**Request:** Reproduce the data below word for word, omitting the pictures.

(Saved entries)
◆ ◆ ◆ ◆ ◆ ◆ ◆

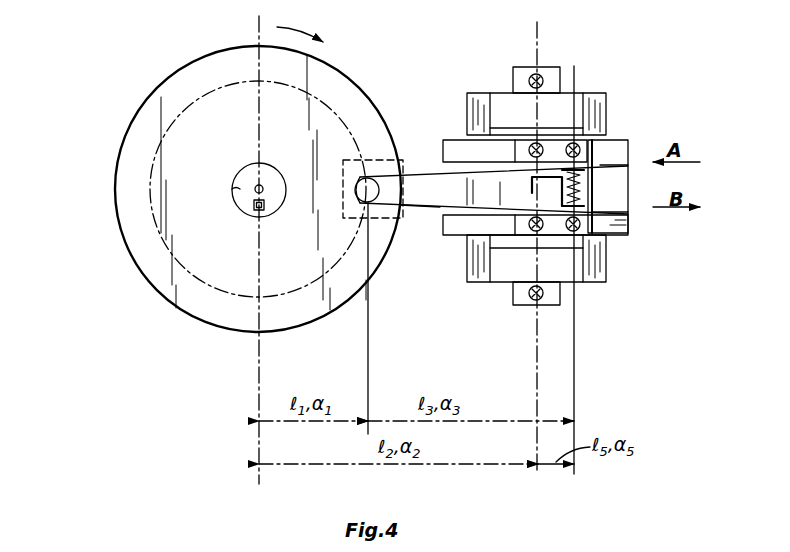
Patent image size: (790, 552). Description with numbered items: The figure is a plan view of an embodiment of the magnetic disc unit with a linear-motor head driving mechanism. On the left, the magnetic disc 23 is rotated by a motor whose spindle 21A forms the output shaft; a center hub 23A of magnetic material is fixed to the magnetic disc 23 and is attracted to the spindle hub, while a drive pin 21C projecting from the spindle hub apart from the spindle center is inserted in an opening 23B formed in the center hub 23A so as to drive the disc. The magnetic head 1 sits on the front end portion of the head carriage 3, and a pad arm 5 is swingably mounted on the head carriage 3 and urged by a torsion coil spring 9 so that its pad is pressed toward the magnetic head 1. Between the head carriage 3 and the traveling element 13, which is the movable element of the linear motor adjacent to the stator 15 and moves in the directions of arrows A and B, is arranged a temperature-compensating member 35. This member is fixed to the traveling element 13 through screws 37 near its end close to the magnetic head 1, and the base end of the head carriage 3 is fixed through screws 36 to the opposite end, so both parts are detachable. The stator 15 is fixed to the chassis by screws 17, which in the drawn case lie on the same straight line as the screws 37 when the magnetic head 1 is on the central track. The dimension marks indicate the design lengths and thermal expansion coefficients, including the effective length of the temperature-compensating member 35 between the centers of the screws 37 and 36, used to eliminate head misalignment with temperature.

The magnetic head 1 is at (366, 203).
The head carriage 3 is at (406, 213).
The pad arm 5 is at (428, 182).
The torsion coil spring 9 is at (530, 185).
The traveling element 13 is at (613, 167).
The stator 15 is at (587, 104).
The screws 17 is at (539, 76).
The spindle 21A is at (255, 189).
The drive pin 21C is at (255, 207).
The magnetic disc 23 is at (176, 303).
The center hub 23A is at (245, 202).
The opening 23B is at (262, 212).
The temperature-compensating member 35 is at (522, 240).
The screws 36 is at (594, 153).
The screws 37 is at (544, 144).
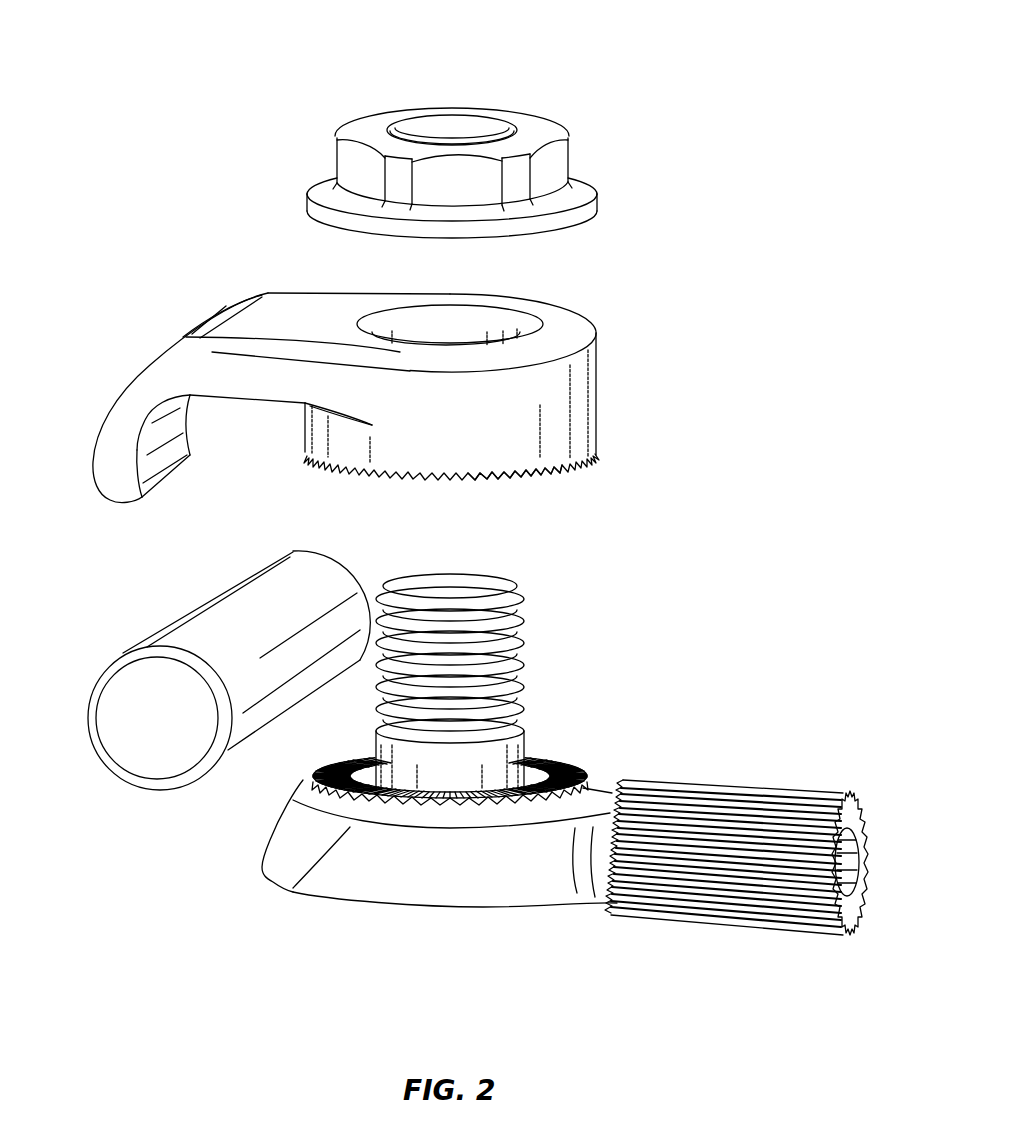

◆ ◆ ◆ ◆ ◆ ◆ ◆

**Written answer:**
Patent image size: (790, 552). Description with numbered items: The figure is a plan view of an embodiment of the magnetic disc unit with a linear-motor head driving mechanism. On the left, the magnetic disc 23 is rotated by a motor whose spindle 21A forms the output shaft; a center hub 23A of magnetic material is fixed to the magnetic disc 23 and is attracted to the spindle hub, while a drive pin 21C projecting from the spindle hub apart from the spindle center is inserted in an opening 23B formed in the center hub 23A so as to drive the disc. The magnetic head 1 sits on the front end portion of the head carriage 3, and a pad arm 5 is swingably mounted on the head carriage 3 and urged by a torsion coil spring 9 so that its pad is pressed toward the magnetic head 1. Between the head carriage 3 and the traveling element 13, which is the movable element of the linear motor adjacent to the stator 15 and moves in the directions of arrows A and B, is arranged a temperature-compensating member 35. This member is fixed to the traveling element 13 through screws 37 near its end close to the magnetic head 1, and the base end of the head carriage 3 is fixed through screws 36 to the opposite end, so both parts are detachable. The stator 15 is fixed to the chassis by screws 17, which in the drawn case lie on the same straight line as the screws 37 when the magnetic head 1 is on the central track. The dimension marks indicate the design lengths and thermal expansion coefficients, including the effective length of the temperature-compensating member 35 between the centers of the screws 37 and 36, used to eliminate head misalignment with temperature.

The magnetic head 1 is at (366, 203).
The head carriage 3 is at (406, 213).
The pad arm 5 is at (428, 182).
The torsion coil spring 9 is at (530, 185).
The traveling element 13 is at (613, 167).
The stator 15 is at (587, 104).
The screws 17 is at (539, 76).
The spindle 21A is at (255, 189).
The drive pin 21C is at (255, 207).
The magnetic disc 23 is at (176, 303).
The center hub 23A is at (245, 202).
The opening 23B is at (262, 212).
The temperature-compensating member 35 is at (522, 240).
The screws 36 is at (594, 153).
The screws 37 is at (544, 144).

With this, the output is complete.